:: What is needed ::
With the pictures left out, return exactly the lines from the one containing "Read this page and output its text content." through the end of the listing below.

:: Recorded data ::
────────────────────────────────────────
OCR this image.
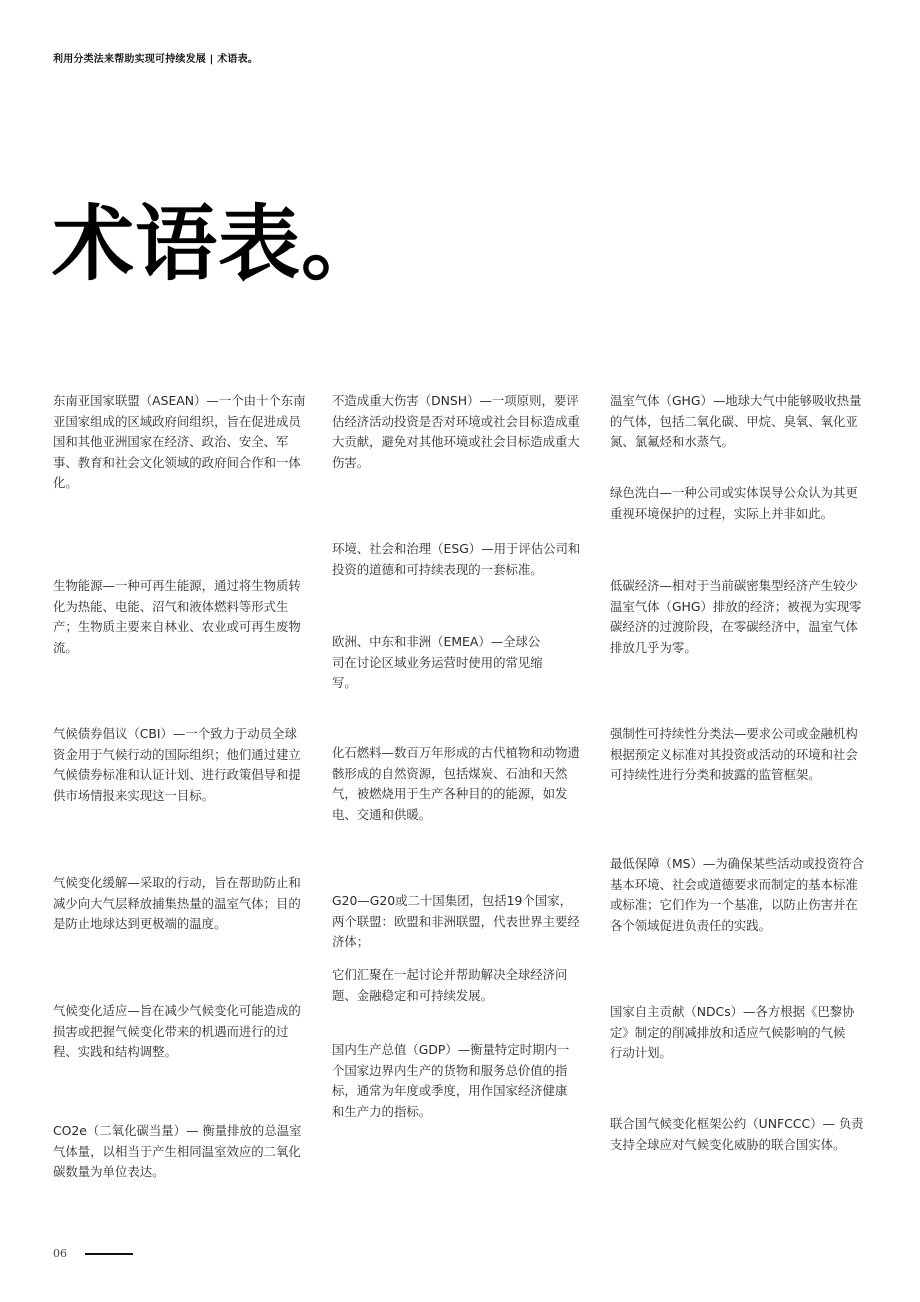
利用分类法来帮助实现可持续发展 | 术语表。
术语表。

东南亚国家联盟（ASEAN）—一个由十个东南亚国家组成的区域政府间组织，旨在促进成员国和其他亚洲国家在经济、政治、安全、军事、教育和社会文化领域的政府间合作和一体化。

生物能源—一种可再生能源，通过将生物质转化为热能、电能、沼气和液体燃料等形式生产；生物质主要来自林业、农业或可再生废物流。

气候债券倡议（CBI）—一个致力于动员全球资金用于气候行动的国际组织；他们通过建立气候债券标准和认证计划、进行政策倡导和提供市场情报来实现这一目标。

气候变化缓解—采取的行动，旨在帮助防止和减少向大气层释放捕集热量的温室气体；目的是防止地球达到更极端的温度。

气候变化适应—旨在减少气候变化可能造成的损害或把握气候变化带来的机遇而进行的过程、实践和结构调整。

CO2e（二氧化碳当量）— 衡量排放的总温室气体量，以相当于产生相同温室效应的二氧化碳数量为单位表达。

不造成重大伤害（DNSH）—一项原则，要评估经济活动投资是否对环境或社会目标造成重大贡献，避免对其他环境或社会目标造成重大伤害。

环境、社会和治理（ESG）—用于评估公司和投资的道德和可持续表现的一套标准。

欧洲、中东和非洲（EMEA）—全球公司在讨论区域业务运营时使用的常见缩写。

化石燃料—数百万年形成的古代植物和动物遗骸形成的自然资源，包括煤炭、石油和天然气，被燃烧用于生产各种目的的能源，如发电、交通和供暖。

G20—G20或二十国集团，包括19个国家，两个联盟：欧盟和非洲联盟，代表世界主要经济体；

它们汇聚在一起讨论并帮助解决全球经济问题、金融稳定和可持续发展。

国内生产总值（GDP）—衡量特定时期内一个国家边界内生产的货物和服务总价值的指标，通常为年度或季度，用作国家经济健康和生产力的指标。

温室气体（GHG）—地球大气中能够吸收热量的气体，包括二氧化碳、甲烷、臭氧、氧化亚氮、氯氟烃和水蒸气。

绿色洗白—一种公司或实体误导公众认为其更重视环境保护的过程，实际上并非如此。

低碳经济—相对于当前碳密集型经济产生较少温室气体（GHG）排放的经济；被视为实现零碳经济的过渡阶段，在零碳经济中，温室气体排放几乎为零。

强制性可持续性分类法—要求公司或金融机构根据预定义标准对其投资或活动的环境和社会可持续性进行分类和披露的监管框架。

最低保障（MS）—为确保某些活动或投资符合基本环境、社会或道德要求而制定的基本标准或标准；它们作为一个基准，以防止伤害并在各个领域促进负责任的实践。

国家自主贡献（NDCs）—各方根据《巴黎协定》制定的削减排放和适应气候影响的气候行动计划。

联合国气候变化框架公约（UNFCCC）— 负责支持全球应对气候变化威胁的联合国实体。

06
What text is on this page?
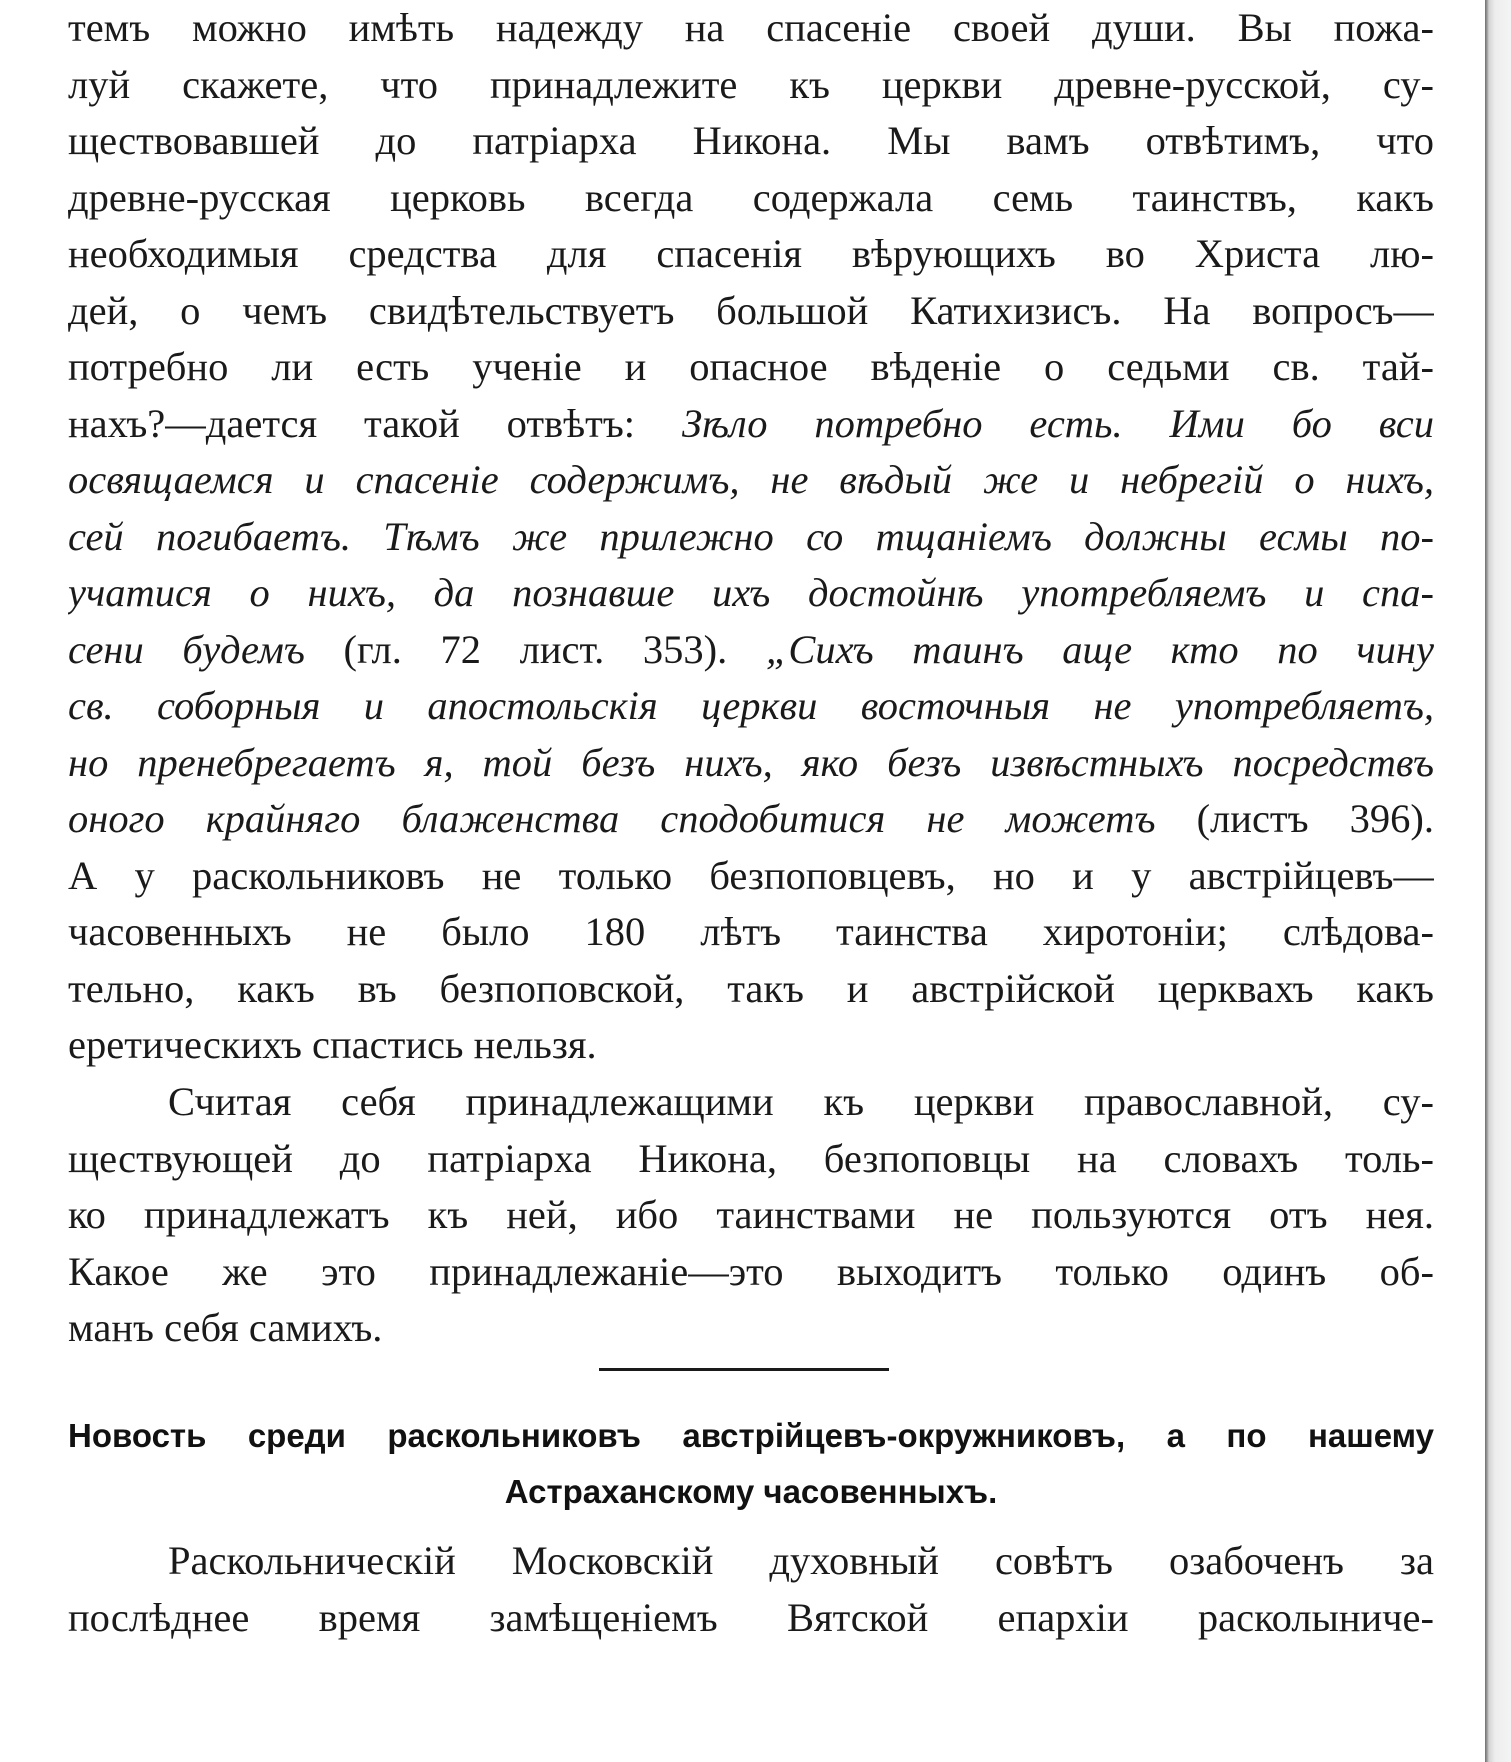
темъ можно имѣть надежду на спасеніе своей души. Вы пожа-
луй скажете, что принадлежите къ церкви древне-русской, су-
ществовавшей до патріарха Никона. Мы вамъ отвѣтимъ, что
древне-русская церковь всегда содержала семь таинствъ, какъ
необходимыя средства для спасенія вѣрующихъ во Христа лю-
дей, о чемъ свидѣтельствуетъ большой Катихизисъ. На вопросъ—
потребно ли есть ученіе и опасное вѣденіе о седьми св. тай-
нахъ?—дается такой отвѣтъ: Зѣло потребно есть. Ими бо вси
освящаемся и спасеніе содержимъ, не вѣдый же и небрегій о нихъ,
сей погибаетъ. Тѣмъ же прилежно со тщаніемъ должны есмы по-
учатися о нихъ, да познавше ихъ достойнѣ употребляемъ и спа-
сени будемъ (гл. 72 лист. 353). „Сихъ таинъ аще кто по чину
св. соборныя и апостольскія церкви восточныя не употребляетъ,
но пренебрегаетъ я, той безъ нихъ, яко безъ извѣстныхъ посредствъ
оного крайняго блаженства сподобитися не можетъ (листъ 396).
А у раскольниковъ не только безпоповцевъ, но и у австрійцевъ—
часовенныхъ не было 180 лѣтъ таинства хиротоніи; слѣдова-
тельно, какъ въ безпоповской, такъ и австрійской церквахъ какъ
еретическихъ спастись нельзя.
Считая себя принадлежащими къ церкви православной, су-
ществующей до патріарха Никона, безпоповцы на словахъ толь-
ко принадлежатъ къ ней, ибо таинствами не пользуются отъ нея.
Какое же это принадлежаніе—это выходитъ только одинъ об-
манъ себя самихъ.
Новость среди раскольниковъ австрійцевъ-окружниковъ, а по нашему
Астраханскому часовенныхъ.
Раскольническій Московскій духовный совѣтъ озабоченъ за
послѣднее время замѣщеніемъ Вятской епархіи расколыниче-
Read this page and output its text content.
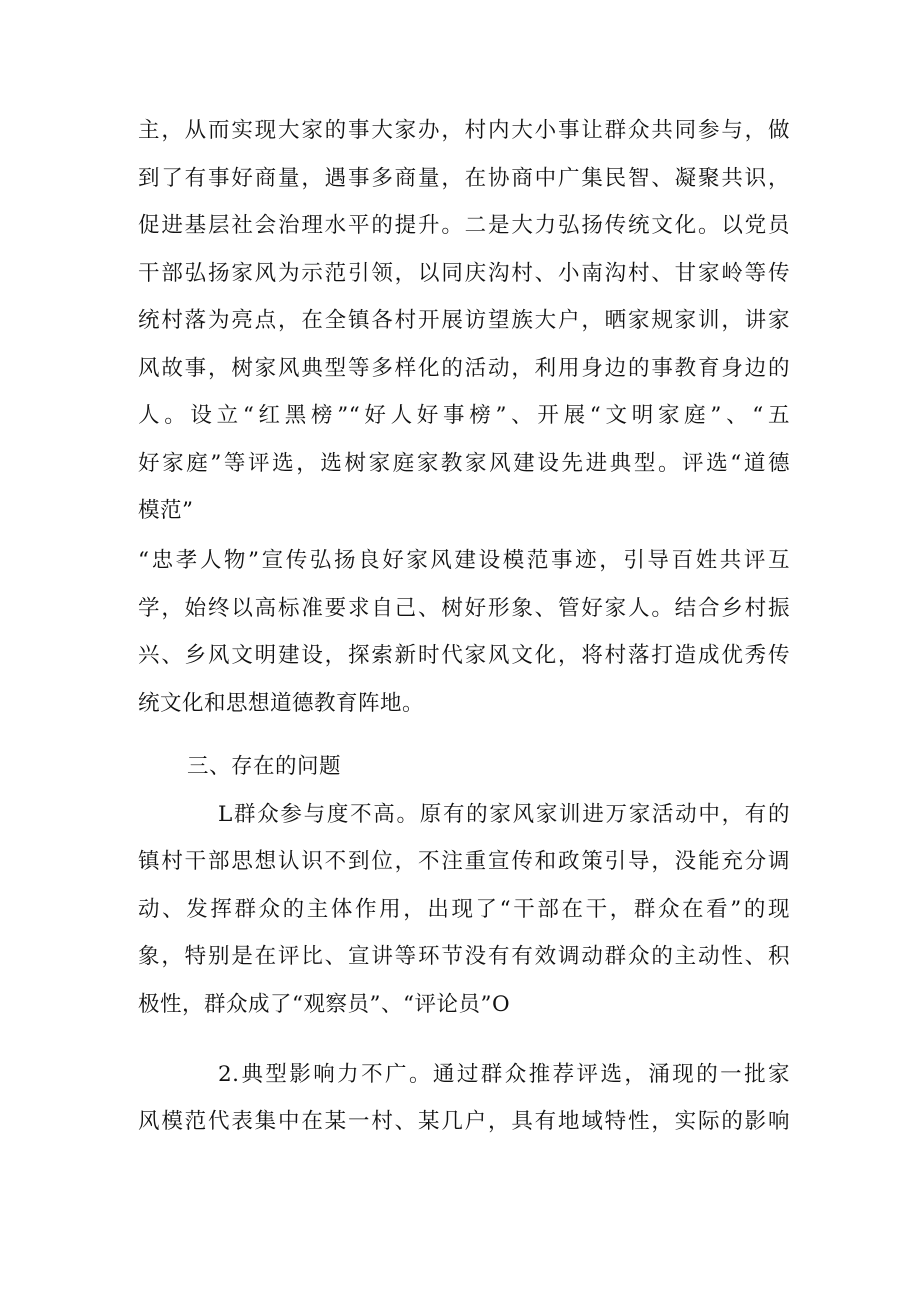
主，从而实现大家的事大家办，村内大小事让群众共同参与，做
到了有事好商量，遇事多商量，在协商中广集民智、凝聚共识，
促进基层社会治理水平的提升。二是大力弘扬传统文化。以党员
干部弘扬家风为示范引领，以同庆沟村、小南沟村、甘家岭等传
统村落为亮点，在全镇各村开展访望族大户，晒家规家训，讲家
风故事，树家风典型等多样化的活动，利用身边的事教育身边的
人。设立“红黑榜”“好人好事榜”、开展“文明家庭”、“五
好家庭”等评选，选树家庭家教家风建设先进典型。评选“道德
模范”
“忠孝人物”宣传弘扬良好家风建设模范事迹，引导百姓共评互
学，始终以高标准要求自己、树好形象、管好家人。结合乡村振
兴、乡风文明建设，探索新时代家风文化，将村落打造成优秀传
统文化和思想道德教育阵地。
三、存在的问题
L群众参与度不高。原有的家风家训进万家活动中，有的
镇村干部思想认识不到位，不注重宣传和政策引导，没能充分调
动、发挥群众的主体作用，出现了“干部在干，群众在看”的现
象，特别是在评比、宣讲等环节没有有效调动群众的主动性、积
极性，群众成了“观察员”、“评论员”O
2.典型影响力不广。通过群众推荐评选，涌现的一批家
风模范代表集中在某一村、某几户，具有地域特性，实际的影响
────────────────────────────────────────
:: Answer to the problem ::
Read this page and output its text content.
主，从而实现大家的事大家办，村内大小事让群众共同参与，做
到了有事好商量，遇事多商量，在协商中广集民智、凝聚共识，
促进基层社会治理水平的提升。二是大力弘扬传统文化。以党员
干部弘扬家风为示范引领，以同庆沟村、小南沟村、甘家岭等传
统村落为亮点，在全镇各村开展访望族大户，晒家规家训，讲家
风故事，树家风典型等多样化的活动，利用身边的事教育身边的
人。设立“红黑榜”“好人好事榜”、开展“文明家庭”、“五
好家庭”等评选，选树家庭家教家风建设先进典型。评选“道德
模范”
“忠孝人物”宣传弘扬良好家风建设模范事迹，引导百姓共评互
学，始终以高标准要求自己、树好形象、管好家人。结合乡村振
兴、乡风文明建设，探索新时代家风文化，将村落打造成优秀传
统文化和思想道德教育阵地。
三、存在的问题
L群众参与度不高。原有的家风家训进万家活动中，有的
镇村干部思想认识不到位，不注重宣传和政策引导，没能充分调
动、发挥群众的主体作用，出现了“干部在干，群众在看”的现
象，特别是在评比、宣讲等环节没有有效调动群众的主动性、积
极性，群众成了“观察员”、“评论员”O
2.典型影响力不广。通过群众推荐评选，涌现的一批家
风模范代表集中在某一村、某几户，具有地域特性，实际的影响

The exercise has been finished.